Figure collection entries
·····

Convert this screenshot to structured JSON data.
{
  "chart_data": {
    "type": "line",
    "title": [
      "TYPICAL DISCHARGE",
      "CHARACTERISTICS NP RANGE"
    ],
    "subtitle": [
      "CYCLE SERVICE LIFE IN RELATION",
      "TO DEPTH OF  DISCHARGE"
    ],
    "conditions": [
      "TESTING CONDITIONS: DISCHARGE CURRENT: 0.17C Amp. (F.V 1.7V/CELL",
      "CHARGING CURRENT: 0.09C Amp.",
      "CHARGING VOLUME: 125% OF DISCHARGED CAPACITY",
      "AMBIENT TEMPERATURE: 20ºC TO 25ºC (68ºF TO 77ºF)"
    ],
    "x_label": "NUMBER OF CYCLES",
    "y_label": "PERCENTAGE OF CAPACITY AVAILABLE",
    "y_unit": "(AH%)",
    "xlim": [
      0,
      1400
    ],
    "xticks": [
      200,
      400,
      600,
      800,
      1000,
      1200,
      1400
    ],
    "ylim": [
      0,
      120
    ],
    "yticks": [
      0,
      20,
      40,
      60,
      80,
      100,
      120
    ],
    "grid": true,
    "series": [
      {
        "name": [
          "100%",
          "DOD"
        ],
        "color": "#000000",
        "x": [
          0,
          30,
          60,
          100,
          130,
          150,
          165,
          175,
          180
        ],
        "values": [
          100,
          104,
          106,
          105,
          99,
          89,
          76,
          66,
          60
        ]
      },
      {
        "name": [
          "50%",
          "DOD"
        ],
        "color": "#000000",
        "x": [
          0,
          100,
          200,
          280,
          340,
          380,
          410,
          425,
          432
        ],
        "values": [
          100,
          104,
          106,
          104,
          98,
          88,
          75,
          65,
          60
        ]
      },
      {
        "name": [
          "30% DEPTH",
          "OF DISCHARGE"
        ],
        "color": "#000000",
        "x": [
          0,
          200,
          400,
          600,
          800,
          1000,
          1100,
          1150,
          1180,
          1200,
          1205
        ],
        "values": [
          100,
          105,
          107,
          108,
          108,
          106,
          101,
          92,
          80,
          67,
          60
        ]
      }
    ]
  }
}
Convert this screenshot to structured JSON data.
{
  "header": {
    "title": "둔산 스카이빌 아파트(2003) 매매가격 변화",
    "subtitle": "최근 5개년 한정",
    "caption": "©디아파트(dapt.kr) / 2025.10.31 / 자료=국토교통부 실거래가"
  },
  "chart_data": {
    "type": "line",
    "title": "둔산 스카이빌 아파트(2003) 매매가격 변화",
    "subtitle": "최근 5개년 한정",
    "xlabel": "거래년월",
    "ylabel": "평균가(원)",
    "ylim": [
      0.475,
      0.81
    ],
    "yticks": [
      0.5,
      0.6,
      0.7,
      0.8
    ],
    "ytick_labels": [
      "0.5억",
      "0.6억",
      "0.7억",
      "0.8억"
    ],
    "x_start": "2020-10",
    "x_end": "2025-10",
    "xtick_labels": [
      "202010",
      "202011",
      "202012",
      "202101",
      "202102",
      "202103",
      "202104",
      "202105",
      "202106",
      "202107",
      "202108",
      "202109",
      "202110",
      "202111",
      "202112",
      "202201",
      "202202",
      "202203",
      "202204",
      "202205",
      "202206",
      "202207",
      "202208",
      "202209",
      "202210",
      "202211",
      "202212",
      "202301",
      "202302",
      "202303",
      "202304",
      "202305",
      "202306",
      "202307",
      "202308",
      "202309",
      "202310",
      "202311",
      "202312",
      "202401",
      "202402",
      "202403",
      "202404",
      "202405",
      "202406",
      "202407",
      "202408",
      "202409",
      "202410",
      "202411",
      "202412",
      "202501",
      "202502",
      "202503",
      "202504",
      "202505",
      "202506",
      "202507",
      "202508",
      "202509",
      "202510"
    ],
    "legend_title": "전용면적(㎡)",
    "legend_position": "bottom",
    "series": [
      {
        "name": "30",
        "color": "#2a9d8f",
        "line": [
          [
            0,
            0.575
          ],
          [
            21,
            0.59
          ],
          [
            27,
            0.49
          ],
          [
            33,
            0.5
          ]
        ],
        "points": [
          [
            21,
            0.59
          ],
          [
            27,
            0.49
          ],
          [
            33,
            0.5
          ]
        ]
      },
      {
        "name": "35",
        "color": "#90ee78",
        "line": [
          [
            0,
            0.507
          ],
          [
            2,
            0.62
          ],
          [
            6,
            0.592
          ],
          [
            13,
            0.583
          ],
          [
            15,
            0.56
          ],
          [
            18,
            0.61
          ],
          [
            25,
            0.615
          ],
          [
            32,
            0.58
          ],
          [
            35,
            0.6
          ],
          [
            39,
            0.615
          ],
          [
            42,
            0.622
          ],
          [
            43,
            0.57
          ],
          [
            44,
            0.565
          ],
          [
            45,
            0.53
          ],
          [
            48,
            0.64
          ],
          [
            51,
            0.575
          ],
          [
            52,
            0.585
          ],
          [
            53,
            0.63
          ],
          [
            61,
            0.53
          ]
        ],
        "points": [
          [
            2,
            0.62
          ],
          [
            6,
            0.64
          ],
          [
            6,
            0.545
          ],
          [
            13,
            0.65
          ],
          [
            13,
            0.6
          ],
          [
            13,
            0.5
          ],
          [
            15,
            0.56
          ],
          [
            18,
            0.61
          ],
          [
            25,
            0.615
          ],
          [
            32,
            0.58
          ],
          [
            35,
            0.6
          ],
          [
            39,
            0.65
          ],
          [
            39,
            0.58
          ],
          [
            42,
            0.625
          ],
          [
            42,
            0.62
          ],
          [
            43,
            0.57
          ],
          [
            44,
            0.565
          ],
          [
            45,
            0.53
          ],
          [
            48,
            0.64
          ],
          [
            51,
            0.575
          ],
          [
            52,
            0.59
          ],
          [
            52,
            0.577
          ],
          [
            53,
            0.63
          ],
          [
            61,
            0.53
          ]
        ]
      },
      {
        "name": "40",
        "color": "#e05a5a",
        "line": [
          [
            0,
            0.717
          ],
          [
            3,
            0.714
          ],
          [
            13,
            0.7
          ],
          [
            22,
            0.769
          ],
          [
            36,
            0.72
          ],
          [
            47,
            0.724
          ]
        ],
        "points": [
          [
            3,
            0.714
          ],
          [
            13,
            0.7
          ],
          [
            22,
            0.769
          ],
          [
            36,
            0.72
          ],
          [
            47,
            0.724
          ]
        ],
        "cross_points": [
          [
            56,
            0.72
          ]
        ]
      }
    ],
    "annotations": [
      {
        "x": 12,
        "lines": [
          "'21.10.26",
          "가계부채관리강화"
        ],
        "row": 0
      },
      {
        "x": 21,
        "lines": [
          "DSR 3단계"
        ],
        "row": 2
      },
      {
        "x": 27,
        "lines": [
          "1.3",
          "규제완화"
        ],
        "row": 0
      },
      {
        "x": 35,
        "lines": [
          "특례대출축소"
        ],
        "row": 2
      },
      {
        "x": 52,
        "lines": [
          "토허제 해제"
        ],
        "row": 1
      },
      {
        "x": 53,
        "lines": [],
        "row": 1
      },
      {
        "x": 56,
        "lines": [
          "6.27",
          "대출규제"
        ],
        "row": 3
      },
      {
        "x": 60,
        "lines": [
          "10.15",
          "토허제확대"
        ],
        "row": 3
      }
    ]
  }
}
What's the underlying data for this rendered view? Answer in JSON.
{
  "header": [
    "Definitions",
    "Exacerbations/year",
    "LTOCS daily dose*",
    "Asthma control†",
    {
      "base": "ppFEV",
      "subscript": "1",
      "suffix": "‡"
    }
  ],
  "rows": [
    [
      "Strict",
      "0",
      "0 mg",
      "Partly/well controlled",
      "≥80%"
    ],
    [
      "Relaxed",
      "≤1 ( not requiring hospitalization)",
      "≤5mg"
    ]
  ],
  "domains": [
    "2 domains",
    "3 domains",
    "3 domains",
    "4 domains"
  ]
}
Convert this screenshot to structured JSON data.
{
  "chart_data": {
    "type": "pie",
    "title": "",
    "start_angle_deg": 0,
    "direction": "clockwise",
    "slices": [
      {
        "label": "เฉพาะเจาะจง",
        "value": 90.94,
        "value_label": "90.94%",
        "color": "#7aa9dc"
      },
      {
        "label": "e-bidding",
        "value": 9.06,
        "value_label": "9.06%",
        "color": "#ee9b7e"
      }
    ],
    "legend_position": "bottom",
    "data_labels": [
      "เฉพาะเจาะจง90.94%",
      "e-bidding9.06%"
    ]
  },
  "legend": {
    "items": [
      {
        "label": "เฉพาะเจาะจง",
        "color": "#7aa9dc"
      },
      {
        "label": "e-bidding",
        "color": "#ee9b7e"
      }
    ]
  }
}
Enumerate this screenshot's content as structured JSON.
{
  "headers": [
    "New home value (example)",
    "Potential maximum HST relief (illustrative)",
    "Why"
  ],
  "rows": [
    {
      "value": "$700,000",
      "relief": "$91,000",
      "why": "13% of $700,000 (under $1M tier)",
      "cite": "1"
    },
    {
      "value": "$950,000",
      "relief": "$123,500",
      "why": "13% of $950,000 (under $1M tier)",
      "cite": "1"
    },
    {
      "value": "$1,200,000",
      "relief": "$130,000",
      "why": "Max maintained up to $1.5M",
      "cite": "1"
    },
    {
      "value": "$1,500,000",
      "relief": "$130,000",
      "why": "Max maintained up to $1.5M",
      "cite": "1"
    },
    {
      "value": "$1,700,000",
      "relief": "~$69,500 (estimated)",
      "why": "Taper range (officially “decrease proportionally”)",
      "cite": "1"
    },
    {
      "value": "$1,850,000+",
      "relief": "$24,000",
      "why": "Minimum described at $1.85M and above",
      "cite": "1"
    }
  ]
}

·····

Using the records above, pull out each line where the word "domains" occurs.

◆ Answer for this exercise
  "domains": [
    "2 domains",
    "3 domains",
    "3 domains",
    "4 domains"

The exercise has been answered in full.